=== Directions for this task ===
Gather all lines with "ויפלו" from the records.

------------------------------------------------------------------------

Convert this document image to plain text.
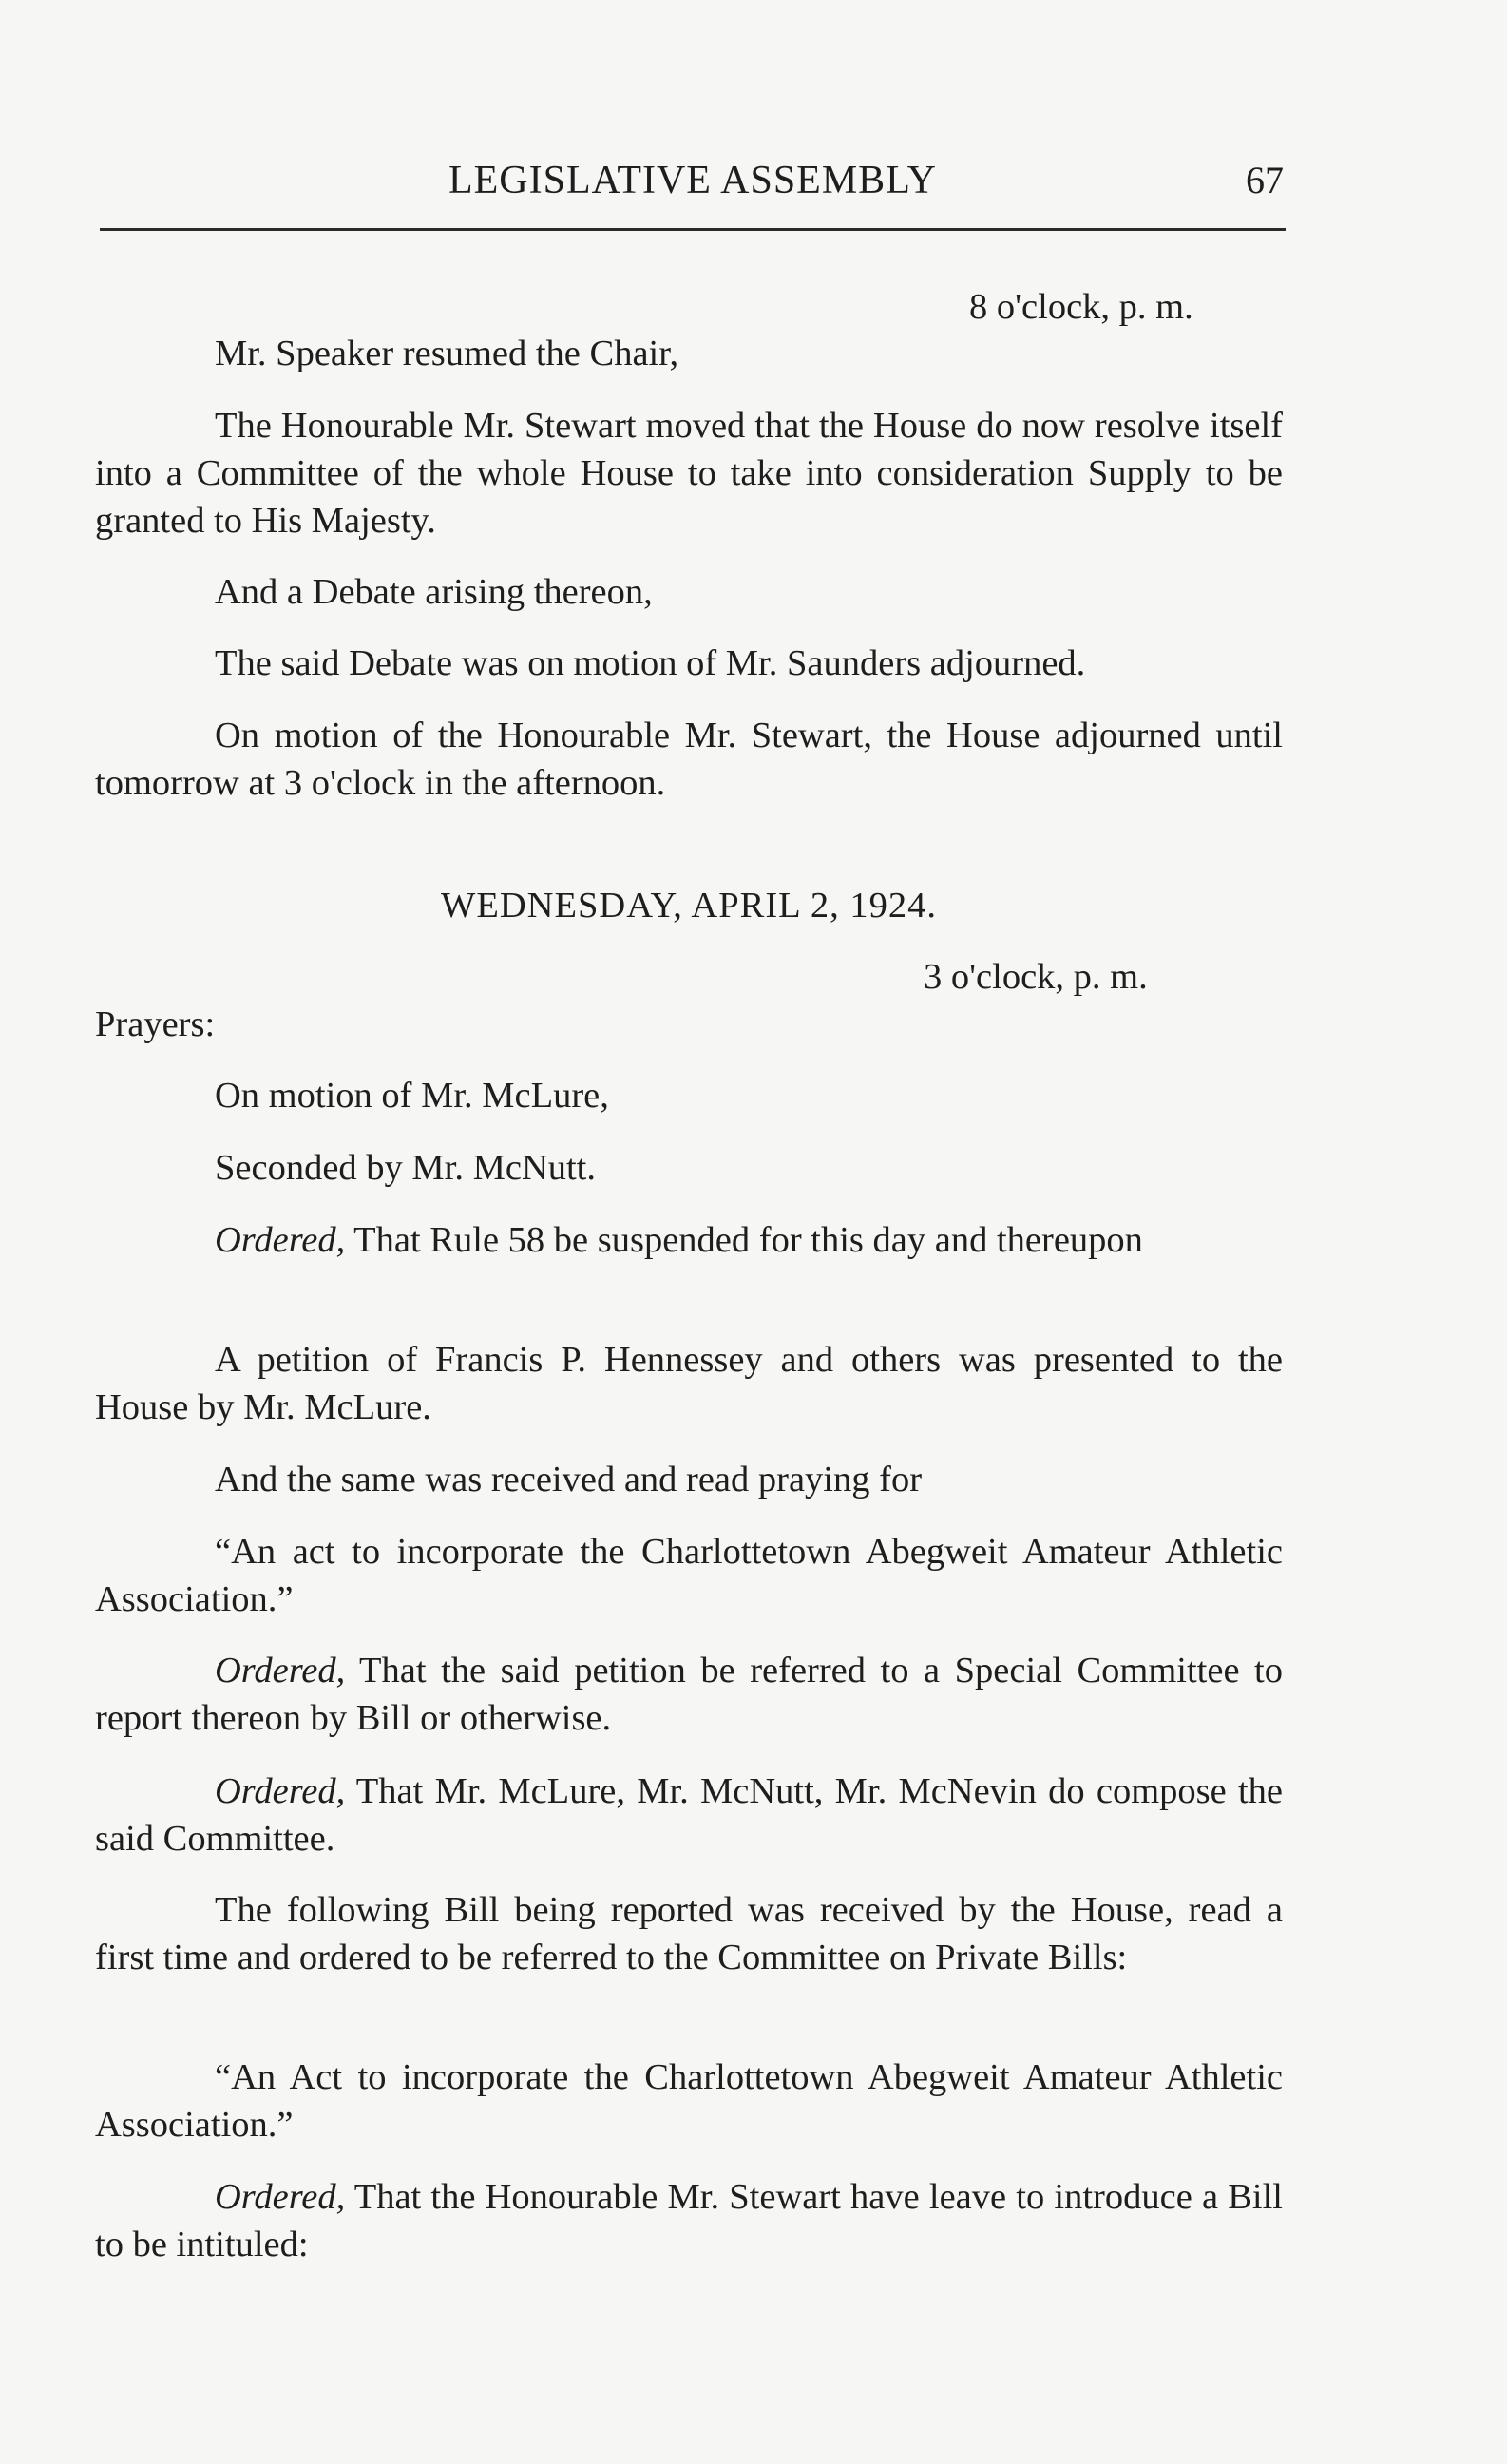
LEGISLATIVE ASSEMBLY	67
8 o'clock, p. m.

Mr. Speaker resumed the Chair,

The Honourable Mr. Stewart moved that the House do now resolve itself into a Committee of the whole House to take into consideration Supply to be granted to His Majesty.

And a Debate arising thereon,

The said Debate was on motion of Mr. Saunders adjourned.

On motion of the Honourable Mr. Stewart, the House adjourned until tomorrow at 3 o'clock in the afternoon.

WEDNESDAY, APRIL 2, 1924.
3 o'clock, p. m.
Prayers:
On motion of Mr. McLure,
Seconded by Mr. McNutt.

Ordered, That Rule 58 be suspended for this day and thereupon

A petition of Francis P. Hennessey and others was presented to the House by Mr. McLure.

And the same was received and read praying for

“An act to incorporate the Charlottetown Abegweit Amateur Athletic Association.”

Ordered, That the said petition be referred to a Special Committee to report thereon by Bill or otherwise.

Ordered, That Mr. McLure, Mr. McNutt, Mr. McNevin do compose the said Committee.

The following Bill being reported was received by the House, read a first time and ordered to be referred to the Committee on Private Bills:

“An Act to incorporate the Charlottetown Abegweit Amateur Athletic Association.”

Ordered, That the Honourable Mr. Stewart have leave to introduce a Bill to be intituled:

------------------------------------------------------------------------

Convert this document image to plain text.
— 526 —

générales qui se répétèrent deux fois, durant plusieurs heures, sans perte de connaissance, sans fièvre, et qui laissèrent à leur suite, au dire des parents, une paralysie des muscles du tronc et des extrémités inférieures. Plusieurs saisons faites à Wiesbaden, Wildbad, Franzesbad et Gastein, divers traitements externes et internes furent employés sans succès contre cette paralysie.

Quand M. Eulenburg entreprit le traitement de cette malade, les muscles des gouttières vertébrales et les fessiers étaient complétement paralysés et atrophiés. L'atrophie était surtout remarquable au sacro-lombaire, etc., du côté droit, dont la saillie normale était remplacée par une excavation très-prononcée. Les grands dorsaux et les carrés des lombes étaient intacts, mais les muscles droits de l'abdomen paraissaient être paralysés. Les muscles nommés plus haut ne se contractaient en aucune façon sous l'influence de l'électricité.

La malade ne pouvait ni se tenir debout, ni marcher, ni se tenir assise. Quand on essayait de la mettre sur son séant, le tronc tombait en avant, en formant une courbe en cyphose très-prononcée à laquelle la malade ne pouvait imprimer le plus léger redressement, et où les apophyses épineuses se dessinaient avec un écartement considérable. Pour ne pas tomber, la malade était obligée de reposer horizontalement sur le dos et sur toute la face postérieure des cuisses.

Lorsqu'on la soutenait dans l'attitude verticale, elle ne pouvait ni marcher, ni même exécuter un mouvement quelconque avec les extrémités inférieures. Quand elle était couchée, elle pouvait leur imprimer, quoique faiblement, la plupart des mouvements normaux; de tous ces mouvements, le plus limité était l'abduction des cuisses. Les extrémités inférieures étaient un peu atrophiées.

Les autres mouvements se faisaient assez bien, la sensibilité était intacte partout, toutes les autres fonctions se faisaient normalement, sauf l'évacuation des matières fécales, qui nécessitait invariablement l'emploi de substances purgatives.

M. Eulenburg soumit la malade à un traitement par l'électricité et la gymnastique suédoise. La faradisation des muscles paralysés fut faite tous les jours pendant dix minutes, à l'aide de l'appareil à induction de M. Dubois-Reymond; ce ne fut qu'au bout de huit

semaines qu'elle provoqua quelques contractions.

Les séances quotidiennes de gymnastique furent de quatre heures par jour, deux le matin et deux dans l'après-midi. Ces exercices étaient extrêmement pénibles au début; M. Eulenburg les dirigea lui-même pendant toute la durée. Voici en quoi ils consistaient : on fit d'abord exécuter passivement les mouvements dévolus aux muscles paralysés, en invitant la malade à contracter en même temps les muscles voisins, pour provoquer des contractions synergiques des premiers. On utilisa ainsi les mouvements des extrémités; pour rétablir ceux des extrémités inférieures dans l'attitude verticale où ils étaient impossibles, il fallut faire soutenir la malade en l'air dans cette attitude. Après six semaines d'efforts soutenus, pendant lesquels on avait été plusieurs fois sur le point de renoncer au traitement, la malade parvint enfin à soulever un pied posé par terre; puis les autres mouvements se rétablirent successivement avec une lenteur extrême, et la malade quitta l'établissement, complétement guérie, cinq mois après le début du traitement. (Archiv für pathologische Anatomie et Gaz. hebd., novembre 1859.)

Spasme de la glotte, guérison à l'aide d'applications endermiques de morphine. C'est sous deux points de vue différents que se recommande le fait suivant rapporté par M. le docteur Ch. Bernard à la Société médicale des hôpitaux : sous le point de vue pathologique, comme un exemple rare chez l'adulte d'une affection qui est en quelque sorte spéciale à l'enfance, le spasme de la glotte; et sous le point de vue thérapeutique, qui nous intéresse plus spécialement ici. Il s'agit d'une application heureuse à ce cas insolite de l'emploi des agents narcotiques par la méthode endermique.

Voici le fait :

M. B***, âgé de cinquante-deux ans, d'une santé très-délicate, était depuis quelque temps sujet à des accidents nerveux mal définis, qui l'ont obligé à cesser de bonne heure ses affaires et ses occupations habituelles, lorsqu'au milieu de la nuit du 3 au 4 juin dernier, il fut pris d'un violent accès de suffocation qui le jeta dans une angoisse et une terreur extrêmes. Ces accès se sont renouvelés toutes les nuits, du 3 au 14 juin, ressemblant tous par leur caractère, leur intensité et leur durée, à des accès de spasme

------------------------------------------------------------------------

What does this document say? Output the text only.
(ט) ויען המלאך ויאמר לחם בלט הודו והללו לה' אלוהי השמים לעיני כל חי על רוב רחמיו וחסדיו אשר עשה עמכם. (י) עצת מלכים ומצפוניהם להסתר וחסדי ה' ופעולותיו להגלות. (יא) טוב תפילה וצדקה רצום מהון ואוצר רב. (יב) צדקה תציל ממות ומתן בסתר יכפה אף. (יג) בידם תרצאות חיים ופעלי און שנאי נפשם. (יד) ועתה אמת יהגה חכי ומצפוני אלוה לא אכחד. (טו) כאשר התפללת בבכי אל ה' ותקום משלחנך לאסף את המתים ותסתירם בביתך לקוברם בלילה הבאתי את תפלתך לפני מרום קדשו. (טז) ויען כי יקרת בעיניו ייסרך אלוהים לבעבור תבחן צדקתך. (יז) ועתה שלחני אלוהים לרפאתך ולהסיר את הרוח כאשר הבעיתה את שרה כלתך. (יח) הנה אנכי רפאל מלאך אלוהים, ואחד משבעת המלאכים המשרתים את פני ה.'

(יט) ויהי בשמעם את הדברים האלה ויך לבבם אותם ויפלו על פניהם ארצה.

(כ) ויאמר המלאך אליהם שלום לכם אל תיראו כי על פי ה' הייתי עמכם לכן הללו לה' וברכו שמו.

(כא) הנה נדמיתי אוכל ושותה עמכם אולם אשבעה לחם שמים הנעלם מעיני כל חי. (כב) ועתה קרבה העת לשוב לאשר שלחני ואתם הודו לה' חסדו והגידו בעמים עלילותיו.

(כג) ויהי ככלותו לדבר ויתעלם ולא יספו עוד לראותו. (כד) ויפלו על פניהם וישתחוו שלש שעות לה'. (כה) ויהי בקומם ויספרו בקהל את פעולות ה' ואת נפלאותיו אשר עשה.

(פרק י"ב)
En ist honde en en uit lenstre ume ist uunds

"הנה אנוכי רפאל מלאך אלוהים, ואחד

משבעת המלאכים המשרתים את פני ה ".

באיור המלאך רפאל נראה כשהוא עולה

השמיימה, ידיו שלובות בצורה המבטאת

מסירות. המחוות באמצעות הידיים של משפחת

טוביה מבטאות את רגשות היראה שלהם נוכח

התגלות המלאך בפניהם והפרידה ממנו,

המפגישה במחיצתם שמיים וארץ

------------------------------------------------------------------------

=== Exercise solution ===
(יט) ויהי בשמעם את הדברים האלה ויך לבבם אותם ויפלו על פניהם ארצה.
(כג) ויהי ככלותו לדבר ויתעלם ולא יספו עוד לראותו. (כד) ויפלו על פניהם וישתחוו שלש שעות לה'. (כה) ויהי בקומם ויספרו בקהל את פעולות ה' ואת נפלאותיו אשר עשה.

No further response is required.